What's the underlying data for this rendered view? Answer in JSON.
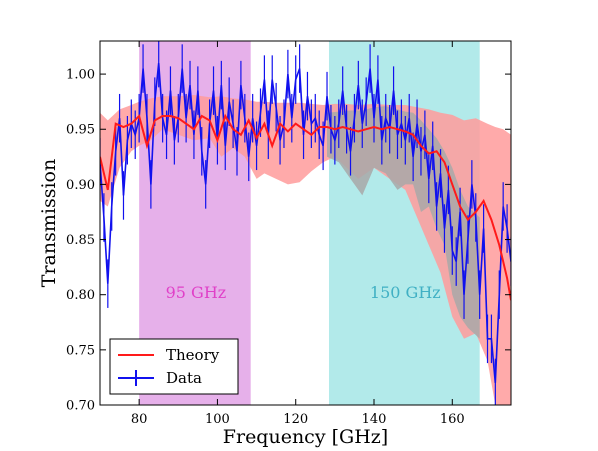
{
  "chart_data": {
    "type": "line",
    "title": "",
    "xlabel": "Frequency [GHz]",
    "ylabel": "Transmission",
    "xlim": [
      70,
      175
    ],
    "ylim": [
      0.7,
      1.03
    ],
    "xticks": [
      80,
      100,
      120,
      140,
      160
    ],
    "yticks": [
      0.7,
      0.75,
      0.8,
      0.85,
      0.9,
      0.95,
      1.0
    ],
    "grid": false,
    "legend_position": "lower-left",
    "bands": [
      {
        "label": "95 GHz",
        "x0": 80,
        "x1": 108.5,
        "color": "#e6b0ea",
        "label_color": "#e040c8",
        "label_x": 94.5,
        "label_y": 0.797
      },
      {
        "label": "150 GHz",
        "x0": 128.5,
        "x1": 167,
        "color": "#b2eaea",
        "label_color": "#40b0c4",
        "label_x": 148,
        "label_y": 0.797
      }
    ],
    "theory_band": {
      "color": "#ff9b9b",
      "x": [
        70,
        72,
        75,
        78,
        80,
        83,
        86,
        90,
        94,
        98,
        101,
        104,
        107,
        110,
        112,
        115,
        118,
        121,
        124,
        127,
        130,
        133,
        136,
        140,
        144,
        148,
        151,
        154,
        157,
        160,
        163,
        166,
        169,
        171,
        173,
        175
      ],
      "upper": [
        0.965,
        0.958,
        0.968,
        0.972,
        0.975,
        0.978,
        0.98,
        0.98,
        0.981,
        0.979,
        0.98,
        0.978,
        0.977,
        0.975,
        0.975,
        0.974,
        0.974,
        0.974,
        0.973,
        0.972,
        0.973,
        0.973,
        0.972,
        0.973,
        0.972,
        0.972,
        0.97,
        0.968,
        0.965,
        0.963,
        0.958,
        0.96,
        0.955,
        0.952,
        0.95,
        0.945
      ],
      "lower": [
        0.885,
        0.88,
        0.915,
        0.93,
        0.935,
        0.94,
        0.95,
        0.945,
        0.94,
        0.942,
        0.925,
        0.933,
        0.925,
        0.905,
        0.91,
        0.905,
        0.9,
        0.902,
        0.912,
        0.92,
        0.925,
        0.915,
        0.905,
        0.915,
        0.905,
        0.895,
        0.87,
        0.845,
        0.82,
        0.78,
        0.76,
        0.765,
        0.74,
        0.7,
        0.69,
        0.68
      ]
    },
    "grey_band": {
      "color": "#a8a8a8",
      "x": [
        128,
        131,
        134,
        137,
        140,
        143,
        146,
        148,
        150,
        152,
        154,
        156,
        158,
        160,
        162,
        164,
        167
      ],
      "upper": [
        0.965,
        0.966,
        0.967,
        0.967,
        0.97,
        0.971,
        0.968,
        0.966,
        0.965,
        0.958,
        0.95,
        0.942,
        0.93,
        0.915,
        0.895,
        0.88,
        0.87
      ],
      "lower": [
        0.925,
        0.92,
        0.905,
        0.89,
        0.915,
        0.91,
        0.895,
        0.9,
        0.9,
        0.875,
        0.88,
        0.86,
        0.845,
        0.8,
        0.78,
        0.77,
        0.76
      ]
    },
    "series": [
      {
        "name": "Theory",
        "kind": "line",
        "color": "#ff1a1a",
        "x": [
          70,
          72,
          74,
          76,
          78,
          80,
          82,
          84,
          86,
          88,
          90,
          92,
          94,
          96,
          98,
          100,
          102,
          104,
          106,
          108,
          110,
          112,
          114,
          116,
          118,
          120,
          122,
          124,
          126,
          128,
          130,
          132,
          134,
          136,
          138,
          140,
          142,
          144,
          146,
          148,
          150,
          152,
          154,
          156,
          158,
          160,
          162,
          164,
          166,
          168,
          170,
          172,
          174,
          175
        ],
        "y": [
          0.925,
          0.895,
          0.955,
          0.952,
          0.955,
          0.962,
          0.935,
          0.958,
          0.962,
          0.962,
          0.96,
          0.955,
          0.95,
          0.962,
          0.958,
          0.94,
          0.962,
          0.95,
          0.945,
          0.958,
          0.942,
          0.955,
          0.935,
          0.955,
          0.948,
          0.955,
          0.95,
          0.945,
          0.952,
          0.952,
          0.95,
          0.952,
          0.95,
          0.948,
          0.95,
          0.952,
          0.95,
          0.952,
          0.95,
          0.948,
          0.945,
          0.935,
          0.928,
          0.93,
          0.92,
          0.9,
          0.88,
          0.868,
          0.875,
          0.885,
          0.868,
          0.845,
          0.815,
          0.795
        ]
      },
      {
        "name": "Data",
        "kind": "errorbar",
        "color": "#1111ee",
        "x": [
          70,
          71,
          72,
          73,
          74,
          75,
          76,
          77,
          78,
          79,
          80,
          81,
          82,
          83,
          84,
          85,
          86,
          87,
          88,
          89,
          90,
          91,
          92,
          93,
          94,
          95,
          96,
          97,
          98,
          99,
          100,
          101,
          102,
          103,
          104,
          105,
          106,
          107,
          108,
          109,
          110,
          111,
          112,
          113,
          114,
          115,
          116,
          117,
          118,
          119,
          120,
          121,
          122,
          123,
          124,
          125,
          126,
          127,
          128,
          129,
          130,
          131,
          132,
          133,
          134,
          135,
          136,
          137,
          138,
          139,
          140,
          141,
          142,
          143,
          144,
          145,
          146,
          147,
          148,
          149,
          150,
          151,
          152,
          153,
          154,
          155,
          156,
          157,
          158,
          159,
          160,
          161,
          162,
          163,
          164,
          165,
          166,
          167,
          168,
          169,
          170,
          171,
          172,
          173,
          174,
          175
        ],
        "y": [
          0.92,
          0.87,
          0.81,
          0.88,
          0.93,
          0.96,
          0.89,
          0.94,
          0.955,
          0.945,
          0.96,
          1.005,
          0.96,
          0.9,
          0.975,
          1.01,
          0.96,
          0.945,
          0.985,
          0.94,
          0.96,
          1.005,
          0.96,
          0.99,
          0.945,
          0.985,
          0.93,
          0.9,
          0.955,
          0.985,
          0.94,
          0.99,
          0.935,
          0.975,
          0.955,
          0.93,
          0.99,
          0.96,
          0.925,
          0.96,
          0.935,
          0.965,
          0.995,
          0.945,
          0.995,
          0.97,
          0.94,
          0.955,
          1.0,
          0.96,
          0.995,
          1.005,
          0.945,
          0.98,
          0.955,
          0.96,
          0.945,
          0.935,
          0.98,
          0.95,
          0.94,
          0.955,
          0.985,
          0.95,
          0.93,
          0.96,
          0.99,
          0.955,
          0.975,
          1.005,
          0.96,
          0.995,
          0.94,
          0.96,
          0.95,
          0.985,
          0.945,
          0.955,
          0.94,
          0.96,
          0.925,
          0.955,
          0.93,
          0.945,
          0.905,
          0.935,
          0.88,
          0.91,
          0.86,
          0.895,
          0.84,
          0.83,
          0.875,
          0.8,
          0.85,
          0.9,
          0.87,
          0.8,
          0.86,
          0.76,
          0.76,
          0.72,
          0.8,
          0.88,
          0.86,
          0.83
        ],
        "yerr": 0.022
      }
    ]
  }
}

----------

### Set exercise
Set the listing down in full and exactly. Pictures within it should not appear in the copy.

### Completed task
What's the underlying data for this rendered view? Answer in JSON.
{
  "chart_data": {
    "type": "line",
    "title": "",
    "xlabel": "Frequency [GHz]",
    "ylabel": "Transmission",
    "xlim": [
      70,
      175
    ],
    "ylim": [
      0.7,
      1.03
    ],
    "xticks": [
      80,
      100,
      120,
      140,
      160
    ],
    "yticks": [
      0.7,
      0.75,
      0.8,
      0.85,
      0.9,
      0.95,
      1.0
    ],
    "grid": false,
    "legend_position": "lower-left",
    "bands": [
      {
        "label": "95 GHz",
        "x0": 80,
        "x1": 108.5,
        "color": "#e6b0ea",
        "label_color": "#e040c8",
        "label_x": 94.5,
        "label_y": 0.797
      },
      {
        "label": "150 GHz",
        "x0": 128.5,
        "x1": 167,
        "color": "#b2eaea",
        "label_color": "#40b0c4",
        "label_x": 148,
        "label_y": 0.797
      }
    ],
    "theory_band": {
      "color": "#ff9b9b",
      "x": [
        70,
        72,
        75,
        78,
        80,
        83,
        86,
        90,
        94,
        98,
        101,
        104,
        107,
        110,
        112,
        115,
        118,
        121,
        124,
        127,
        130,
        133,
        136,
        140,
        144,
        148,
        151,
        154,
        157,
        160,
        163,
        166,
        169,
        171,
        173,
        175
      ],
      "upper": [
        0.965,
        0.958,
        0.968,
        0.972,
        0.975,
        0.978,
        0.98,
        0.98,
        0.981,
        0.979,
        0.98,
        0.978,
        0.977,
        0.975,
        0.975,
        0.974,
        0.974,
        0.974,
        0.973,
        0.972,
        0.973,
        0.973,
        0.972,
        0.973,
        0.972,
        0.972,
        0.97,
        0.968,
        0.965,
        0.963,
        0.958,
        0.96,
        0.955,
        0.952,
        0.95,
        0.945
      ],
      "lower": [
        0.885,
        0.88,
        0.915,
        0.93,
        0.935,
        0.94,
        0.95,
        0.945,
        0.94,
        0.942,
        0.925,
        0.933,
        0.925,
        0.905,
        0.91,
        0.905,
        0.9,
        0.902,
        0.912,
        0.92,
        0.925,
        0.915,
        0.905,
        0.915,
        0.905,
        0.895,
        0.87,
        0.845,
        0.82,
        0.78,
        0.76,
        0.765,
        0.74,
        0.7,
        0.69,
        0.68
      ]
    },
    "grey_band": {
      "color": "#a8a8a8",
      "x": [
        128,
        131,
        134,
        137,
        140,
        143,
        146,
        148,
        150,
        152,
        154,
        156,
        158,
        160,
        162,
        164,
        167
      ],
      "upper": [
        0.965,
        0.966,
        0.967,
        0.967,
        0.97,
        0.971,
        0.968,
        0.966,
        0.965,
        0.958,
        0.95,
        0.942,
        0.93,
        0.915,
        0.895,
        0.88,
        0.87
      ],
      "lower": [
        0.925,
        0.92,
        0.905,
        0.89,
        0.915,
        0.91,
        0.895,
        0.9,
        0.9,
        0.875,
        0.88,
        0.86,
        0.845,
        0.8,
        0.78,
        0.77,
        0.76
      ]
    },
    "series": [
      {
        "name": "Theory",
        "kind": "line",
        "color": "#ff1a1a",
        "x": [
          70,
          72,
          74,
          76,
          78,
          80,
          82,
          84,
          86,
          88,
          90,
          92,
          94,
          96,
          98,
          100,
          102,
          104,
          106,
          108,
          110,
          112,
          114,
          116,
          118,
          120,
          122,
          124,
          126,
          128,
          130,
          132,
          134,
          136,
          138,
          140,
          142,
          144,
          146,
          148,
          150,
          152,
          154,
          156,
          158,
          160,
          162,
          164,
          166,
          168,
          170,
          172,
          174,
          175
        ],
        "y": [
          0.925,
          0.895,
          0.955,
          0.952,
          0.955,
          0.962,
          0.935,
          0.958,
          0.962,
          0.962,
          0.96,
          0.955,
          0.95,
          0.962,
          0.958,
          0.94,
          0.962,
          0.95,
          0.945,
          0.958,
          0.942,
          0.955,
          0.935,
          0.955,
          0.948,
          0.955,
          0.95,
          0.945,
          0.952,
          0.952,
          0.95,
          0.952,
          0.95,
          0.948,
          0.95,
          0.952,
          0.95,
          0.952,
          0.95,
          0.948,
          0.945,
          0.935,
          0.928,
          0.93,
          0.92,
          0.9,
          0.88,
          0.868,
          0.875,
          0.885,
          0.868,
          0.845,
          0.815,
          0.795
        ]
      },
      {
        "name": "Data",
        "kind": "errorbar",
        "color": "#1111ee",
        "x": [
          70,
          71,
          72,
          73,
          74,
          75,
          76,
          77,
          78,
          79,
          80,
          81,
          82,
          83,
          84,
          85,
          86,
          87,
          88,
          89,
          90,
          91,
          92,
          93,
          94,
          95,
          96,
          97,
          98,
          99,
          100,
          101,
          102,
          103,
          104,
          105,
          106,
          107,
          108,
          109,
          110,
          111,
          112,
          113,
          114,
          115,
          116,
          117,
          118,
          119,
          120,
          121,
          122,
          123,
          124,
          125,
          126,
          127,
          128,
          129,
          130,
          131,
          132,
          133,
          134,
          135,
          136,
          137,
          138,
          139,
          140,
          141,
          142,
          143,
          144,
          145,
          146,
          147,
          148,
          149,
          150,
          151,
          152,
          153,
          154,
          155,
          156,
          157,
          158,
          159,
          160,
          161,
          162,
          163,
          164,
          165,
          166,
          167,
          168,
          169,
          170,
          171,
          172,
          173,
          174,
          175
        ],
        "y": [
          0.92,
          0.87,
          0.81,
          0.88,
          0.93,
          0.96,
          0.89,
          0.94,
          0.955,
          0.945,
          0.96,
          1.005,
          0.96,
          0.9,
          0.975,
          1.01,
          0.96,
          0.945,
          0.985,
          0.94,
          0.96,
          1.005,
          0.96,
          0.99,
          0.945,
          0.985,
          0.93,
          0.9,
          0.955,
          0.985,
          0.94,
          0.99,
          0.935,
          0.975,
          0.955,
          0.93,
          0.99,
          0.96,
          0.925,
          0.96,
          0.935,
          0.965,
          0.995,
          0.945,
          0.995,
          0.97,
          0.94,
          0.955,
          1.0,
          0.96,
          0.995,
          1.005,
          0.945,
          0.98,
          0.955,
          0.96,
          0.945,
          0.935,
          0.98,
          0.95,
          0.94,
          0.955,
          0.985,
          0.95,
          0.93,
          0.96,
          0.99,
          0.955,
          0.975,
          1.005,
          0.96,
          0.995,
          0.94,
          0.96,
          0.95,
          0.985,
          0.945,
          0.955,
          0.94,
          0.96,
          0.925,
          0.955,
          0.93,
          0.945,
          0.905,
          0.935,
          0.88,
          0.91,
          0.86,
          0.895,
          0.84,
          0.83,
          0.875,
          0.8,
          0.85,
          0.9,
          0.87,
          0.8,
          0.86,
          0.76,
          0.76,
          0.72,
          0.8,
          0.88,
          0.86,
          0.83
        ],
        "yerr": 0.022
      }
    ]
  }
}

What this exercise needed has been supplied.